- WRITTEN REQUEST
State the number of lines in the material below that have "Device" in them, without any other text.

═════ SUPPLIED ENTRIES

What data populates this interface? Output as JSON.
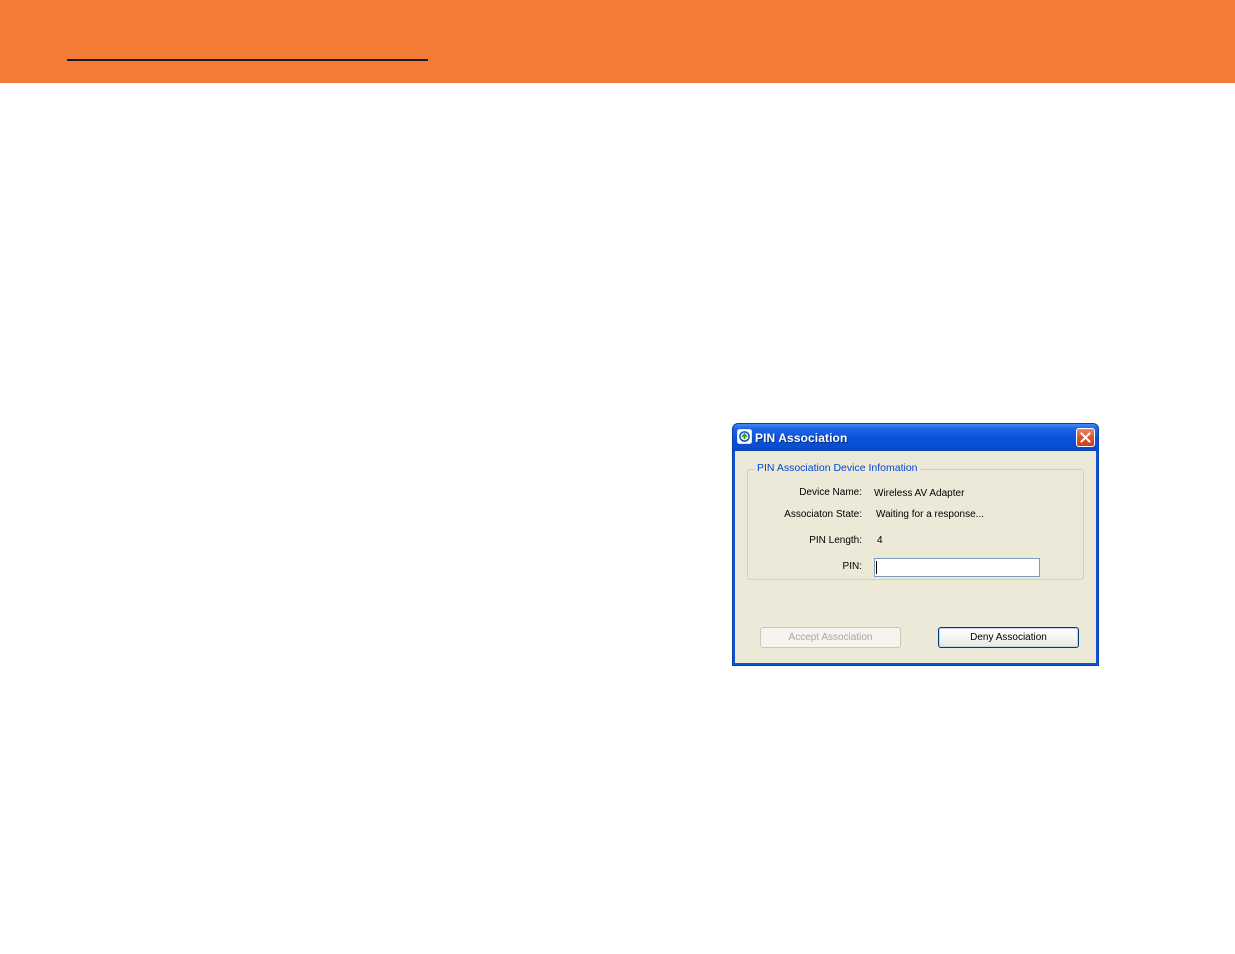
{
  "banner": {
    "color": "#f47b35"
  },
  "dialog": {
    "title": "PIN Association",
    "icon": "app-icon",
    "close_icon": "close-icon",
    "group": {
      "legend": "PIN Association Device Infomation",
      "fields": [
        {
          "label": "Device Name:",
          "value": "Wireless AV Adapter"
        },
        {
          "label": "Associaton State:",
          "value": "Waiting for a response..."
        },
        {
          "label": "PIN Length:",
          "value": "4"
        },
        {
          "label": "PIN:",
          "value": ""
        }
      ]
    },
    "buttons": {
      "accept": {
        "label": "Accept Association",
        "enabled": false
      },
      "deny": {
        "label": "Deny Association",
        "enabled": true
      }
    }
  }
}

══════════
═════ SUPPLIED ENTRIES

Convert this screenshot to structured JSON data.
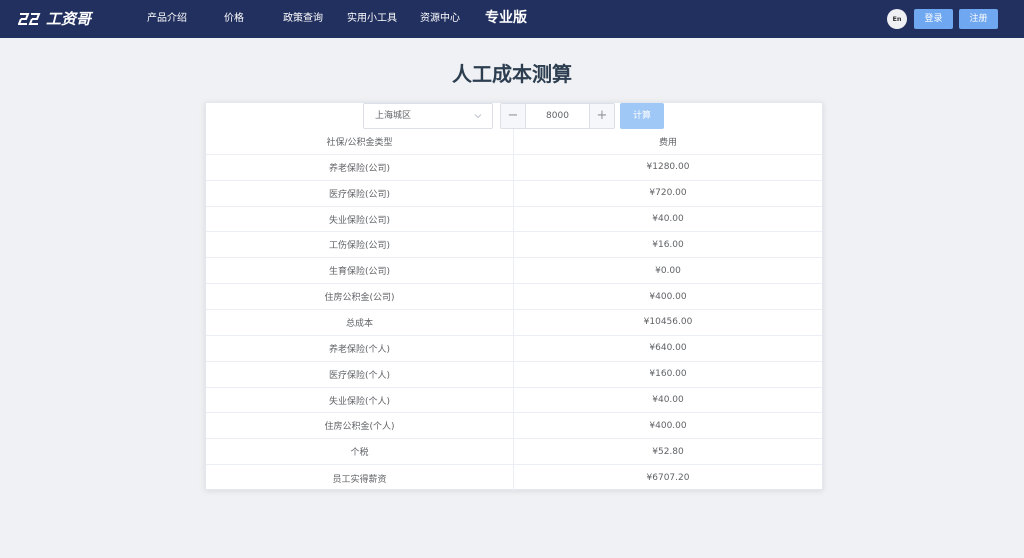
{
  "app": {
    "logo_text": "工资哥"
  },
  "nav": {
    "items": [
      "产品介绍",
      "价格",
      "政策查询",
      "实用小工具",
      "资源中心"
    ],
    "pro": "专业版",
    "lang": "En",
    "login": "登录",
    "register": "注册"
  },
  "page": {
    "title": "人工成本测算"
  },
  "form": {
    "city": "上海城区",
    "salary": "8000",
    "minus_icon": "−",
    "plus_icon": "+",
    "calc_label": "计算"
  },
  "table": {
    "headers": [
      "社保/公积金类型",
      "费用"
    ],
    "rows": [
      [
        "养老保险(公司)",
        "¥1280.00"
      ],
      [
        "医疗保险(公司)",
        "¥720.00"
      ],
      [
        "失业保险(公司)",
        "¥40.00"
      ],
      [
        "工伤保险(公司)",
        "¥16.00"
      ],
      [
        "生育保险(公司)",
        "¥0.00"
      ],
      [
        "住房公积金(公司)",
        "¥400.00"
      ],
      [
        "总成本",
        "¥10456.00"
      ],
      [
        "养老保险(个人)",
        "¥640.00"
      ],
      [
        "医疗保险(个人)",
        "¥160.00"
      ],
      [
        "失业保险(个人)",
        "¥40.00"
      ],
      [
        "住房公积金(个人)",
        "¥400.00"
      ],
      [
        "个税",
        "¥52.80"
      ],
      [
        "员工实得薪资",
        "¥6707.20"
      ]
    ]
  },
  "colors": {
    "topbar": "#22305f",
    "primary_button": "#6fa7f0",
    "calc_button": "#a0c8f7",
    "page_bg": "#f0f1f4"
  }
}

══════════

- CORRECT RESULT
2